Problem to work on:
Sift the listing for lines that hold the string "filled" and pull them out.

:: Extracted data ::

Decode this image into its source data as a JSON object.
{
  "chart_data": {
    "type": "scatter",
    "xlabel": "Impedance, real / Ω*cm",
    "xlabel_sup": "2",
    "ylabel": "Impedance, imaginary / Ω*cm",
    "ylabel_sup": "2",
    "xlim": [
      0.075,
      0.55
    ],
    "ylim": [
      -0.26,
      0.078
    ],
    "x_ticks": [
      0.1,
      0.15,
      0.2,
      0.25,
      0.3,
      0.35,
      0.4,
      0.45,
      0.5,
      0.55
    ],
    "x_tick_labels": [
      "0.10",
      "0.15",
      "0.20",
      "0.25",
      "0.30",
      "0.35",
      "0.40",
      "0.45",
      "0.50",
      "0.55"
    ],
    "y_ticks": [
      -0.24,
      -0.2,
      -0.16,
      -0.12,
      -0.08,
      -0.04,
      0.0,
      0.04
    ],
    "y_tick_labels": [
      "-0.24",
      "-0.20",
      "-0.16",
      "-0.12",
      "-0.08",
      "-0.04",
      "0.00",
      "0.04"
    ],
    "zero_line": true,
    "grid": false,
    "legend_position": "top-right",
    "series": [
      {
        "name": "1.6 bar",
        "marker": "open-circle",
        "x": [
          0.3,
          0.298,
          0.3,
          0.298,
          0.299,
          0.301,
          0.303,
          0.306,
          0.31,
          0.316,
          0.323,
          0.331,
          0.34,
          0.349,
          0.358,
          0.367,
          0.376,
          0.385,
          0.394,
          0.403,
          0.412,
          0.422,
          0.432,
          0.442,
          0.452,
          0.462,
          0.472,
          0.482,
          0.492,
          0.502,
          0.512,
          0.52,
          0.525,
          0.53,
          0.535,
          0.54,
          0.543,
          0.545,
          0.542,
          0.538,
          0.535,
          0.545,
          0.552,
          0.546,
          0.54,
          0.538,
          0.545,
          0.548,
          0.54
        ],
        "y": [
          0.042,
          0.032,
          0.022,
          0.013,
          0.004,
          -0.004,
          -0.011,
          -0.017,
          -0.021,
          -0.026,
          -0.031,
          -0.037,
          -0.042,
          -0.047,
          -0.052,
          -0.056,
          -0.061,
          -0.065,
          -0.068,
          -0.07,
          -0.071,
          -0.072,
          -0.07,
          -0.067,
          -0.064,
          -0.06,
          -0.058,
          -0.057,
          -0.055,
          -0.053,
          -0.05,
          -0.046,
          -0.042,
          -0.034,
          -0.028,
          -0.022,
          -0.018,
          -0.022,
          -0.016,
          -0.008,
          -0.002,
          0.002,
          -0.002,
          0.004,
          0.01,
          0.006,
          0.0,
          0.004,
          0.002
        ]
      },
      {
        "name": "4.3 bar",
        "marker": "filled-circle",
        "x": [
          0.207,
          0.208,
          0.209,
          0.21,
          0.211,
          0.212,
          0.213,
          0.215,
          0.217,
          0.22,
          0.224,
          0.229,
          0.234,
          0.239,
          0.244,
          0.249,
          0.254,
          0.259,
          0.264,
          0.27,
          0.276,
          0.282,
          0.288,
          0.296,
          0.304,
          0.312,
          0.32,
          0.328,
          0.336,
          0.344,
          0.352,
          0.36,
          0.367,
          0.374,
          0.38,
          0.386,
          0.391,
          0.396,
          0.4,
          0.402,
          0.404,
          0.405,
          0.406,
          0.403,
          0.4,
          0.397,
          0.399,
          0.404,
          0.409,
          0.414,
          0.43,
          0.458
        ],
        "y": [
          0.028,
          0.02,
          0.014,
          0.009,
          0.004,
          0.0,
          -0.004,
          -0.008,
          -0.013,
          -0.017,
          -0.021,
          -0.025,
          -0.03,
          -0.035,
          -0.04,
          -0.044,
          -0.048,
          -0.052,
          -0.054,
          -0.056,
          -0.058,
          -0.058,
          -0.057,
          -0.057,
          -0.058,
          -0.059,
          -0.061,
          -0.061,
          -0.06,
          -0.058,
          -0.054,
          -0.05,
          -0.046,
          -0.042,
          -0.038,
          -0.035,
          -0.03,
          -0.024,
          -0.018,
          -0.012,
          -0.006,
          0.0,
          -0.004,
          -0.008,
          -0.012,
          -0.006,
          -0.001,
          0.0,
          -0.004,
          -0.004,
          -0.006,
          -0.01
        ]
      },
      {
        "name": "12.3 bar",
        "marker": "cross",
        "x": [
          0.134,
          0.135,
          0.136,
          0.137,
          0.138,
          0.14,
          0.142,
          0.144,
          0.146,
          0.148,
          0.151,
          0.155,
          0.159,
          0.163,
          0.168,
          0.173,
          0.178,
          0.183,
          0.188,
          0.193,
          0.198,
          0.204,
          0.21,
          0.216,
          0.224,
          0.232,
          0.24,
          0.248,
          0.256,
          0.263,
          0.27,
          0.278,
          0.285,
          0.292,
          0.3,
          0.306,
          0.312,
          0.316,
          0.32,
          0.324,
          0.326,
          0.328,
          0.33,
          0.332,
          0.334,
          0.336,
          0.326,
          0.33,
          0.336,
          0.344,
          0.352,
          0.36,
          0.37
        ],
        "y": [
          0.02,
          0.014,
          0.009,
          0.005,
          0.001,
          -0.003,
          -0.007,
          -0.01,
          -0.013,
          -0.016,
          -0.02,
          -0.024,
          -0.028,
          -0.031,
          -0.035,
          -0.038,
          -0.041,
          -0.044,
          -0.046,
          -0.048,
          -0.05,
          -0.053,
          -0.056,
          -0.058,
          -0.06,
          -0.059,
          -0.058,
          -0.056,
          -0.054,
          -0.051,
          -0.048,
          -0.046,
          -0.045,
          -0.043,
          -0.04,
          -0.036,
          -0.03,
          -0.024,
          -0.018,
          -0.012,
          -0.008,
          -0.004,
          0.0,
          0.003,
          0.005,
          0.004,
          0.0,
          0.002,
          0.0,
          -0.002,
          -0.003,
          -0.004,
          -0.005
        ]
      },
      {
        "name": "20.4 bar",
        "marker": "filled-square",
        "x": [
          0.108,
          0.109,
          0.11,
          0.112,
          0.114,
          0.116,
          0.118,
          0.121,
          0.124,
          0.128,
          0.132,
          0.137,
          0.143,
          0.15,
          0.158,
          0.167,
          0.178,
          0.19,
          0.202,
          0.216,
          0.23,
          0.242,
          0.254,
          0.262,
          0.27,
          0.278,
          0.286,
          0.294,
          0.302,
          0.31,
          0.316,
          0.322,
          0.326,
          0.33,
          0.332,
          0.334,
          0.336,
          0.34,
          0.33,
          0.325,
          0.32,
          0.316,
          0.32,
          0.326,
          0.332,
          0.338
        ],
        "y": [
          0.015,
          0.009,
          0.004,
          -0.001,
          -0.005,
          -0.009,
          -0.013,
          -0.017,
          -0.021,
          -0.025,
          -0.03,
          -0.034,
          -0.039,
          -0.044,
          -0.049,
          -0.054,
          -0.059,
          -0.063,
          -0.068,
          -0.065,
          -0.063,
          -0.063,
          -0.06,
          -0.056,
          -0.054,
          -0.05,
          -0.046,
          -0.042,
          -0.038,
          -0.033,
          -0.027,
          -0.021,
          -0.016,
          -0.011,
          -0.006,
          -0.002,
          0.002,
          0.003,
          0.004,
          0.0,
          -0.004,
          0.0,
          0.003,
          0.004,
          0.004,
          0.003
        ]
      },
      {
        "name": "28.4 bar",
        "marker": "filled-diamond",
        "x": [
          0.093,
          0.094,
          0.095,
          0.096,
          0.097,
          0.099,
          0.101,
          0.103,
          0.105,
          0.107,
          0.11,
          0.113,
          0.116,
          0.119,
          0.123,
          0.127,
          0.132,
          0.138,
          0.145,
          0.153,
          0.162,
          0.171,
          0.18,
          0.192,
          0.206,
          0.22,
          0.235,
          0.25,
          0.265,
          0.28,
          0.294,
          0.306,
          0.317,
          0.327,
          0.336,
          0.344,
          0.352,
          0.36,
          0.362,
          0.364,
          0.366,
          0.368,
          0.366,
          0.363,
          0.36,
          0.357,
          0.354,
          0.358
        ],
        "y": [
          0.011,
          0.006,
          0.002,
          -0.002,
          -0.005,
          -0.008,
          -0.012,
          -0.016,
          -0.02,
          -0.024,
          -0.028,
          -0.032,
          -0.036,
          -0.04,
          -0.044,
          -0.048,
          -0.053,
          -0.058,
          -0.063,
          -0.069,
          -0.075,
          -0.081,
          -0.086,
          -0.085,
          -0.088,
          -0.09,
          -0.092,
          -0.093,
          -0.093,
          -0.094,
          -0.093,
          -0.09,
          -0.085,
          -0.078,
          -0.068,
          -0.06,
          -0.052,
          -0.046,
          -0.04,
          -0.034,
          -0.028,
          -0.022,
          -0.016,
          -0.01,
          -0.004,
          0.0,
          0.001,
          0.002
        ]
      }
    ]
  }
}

:::

Finished task:
        "marker": "filled-circle",
        "marker": "filled-square",
        "marker": "filled-diamond",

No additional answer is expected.